**Required work**
Set the listing down again in full, word for word, with the pictures left out.

**Dataset content**

---------------

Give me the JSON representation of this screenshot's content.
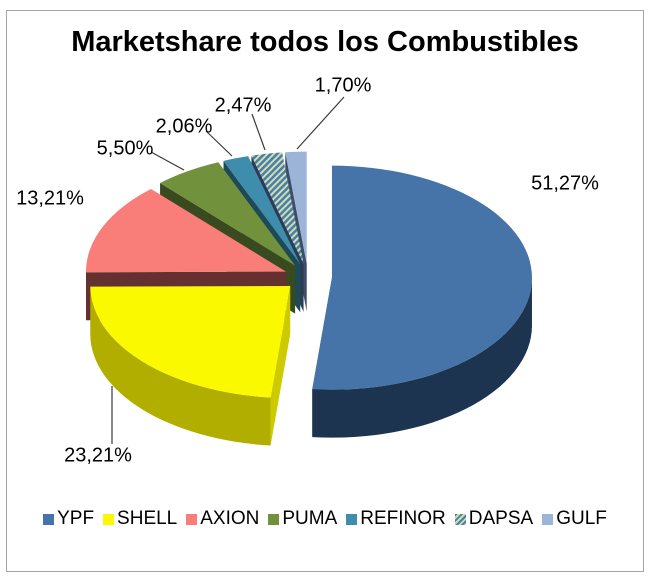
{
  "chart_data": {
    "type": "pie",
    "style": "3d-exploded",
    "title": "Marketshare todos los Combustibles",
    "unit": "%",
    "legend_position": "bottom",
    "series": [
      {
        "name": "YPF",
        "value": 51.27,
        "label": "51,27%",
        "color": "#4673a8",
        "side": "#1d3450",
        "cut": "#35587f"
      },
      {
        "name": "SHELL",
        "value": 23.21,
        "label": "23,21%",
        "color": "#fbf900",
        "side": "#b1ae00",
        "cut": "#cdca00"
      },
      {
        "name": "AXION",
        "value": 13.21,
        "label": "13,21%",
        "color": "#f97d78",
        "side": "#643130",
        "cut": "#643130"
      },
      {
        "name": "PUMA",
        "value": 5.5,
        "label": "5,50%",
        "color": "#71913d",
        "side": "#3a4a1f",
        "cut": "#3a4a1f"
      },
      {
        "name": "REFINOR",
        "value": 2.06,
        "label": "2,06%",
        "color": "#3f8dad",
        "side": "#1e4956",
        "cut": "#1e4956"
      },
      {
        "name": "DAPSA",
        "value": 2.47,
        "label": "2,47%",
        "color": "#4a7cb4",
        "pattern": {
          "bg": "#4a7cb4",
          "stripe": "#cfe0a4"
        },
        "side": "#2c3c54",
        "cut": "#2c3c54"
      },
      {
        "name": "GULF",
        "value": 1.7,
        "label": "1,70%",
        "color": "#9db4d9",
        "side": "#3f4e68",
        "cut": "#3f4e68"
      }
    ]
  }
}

---------------

**Problem solution**
Give me the JSON representation of this screenshot's content.
{
  "chart_data": {
    "type": "pie",
    "style": "3d-exploded",
    "title": "Marketshare todos los Combustibles",
    "unit": "%",
    "legend_position": "bottom",
    "series": [
      {
        "name": "YPF",
        "value": 51.27,
        "label": "51,27%",
        "color": "#4673a8",
        "side": "#1d3450",
        "cut": "#35587f"
      },
      {
        "name": "SHELL",
        "value": 23.21,
        "label": "23,21%",
        "color": "#fbf900",
        "side": "#b1ae00",
        "cut": "#cdca00"
      },
      {
        "name": "AXION",
        "value": 13.21,
        "label": "13,21%",
        "color": "#f97d78",
        "side": "#643130",
        "cut": "#643130"
      },
      {
        "name": "PUMA",
        "value": 5.5,
        "label": "5,50%",
        "color": "#71913d",
        "side": "#3a4a1f",
        "cut": "#3a4a1f"
      },
      {
        "name": "REFINOR",
        "value": 2.06,
        "label": "2,06%",
        "color": "#3f8dad",
        "side": "#1e4956",
        "cut": "#1e4956"
      },
      {
        "name": "DAPSA",
        "value": 2.47,
        "label": "2,47%",
        "color": "#4a7cb4",
        "pattern": {
          "bg": "#4a7cb4",
          "stripe": "#cfe0a4"
        },
        "side": "#2c3c54",
        "cut": "#2c3c54"
      },
      {
        "name": "GULF",
        "value": 1.7,
        "label": "1,70%",
        "color": "#9db4d9",
        "side": "#3f4e68",
        "cut": "#3f4e68"
      }
    ]
  }
}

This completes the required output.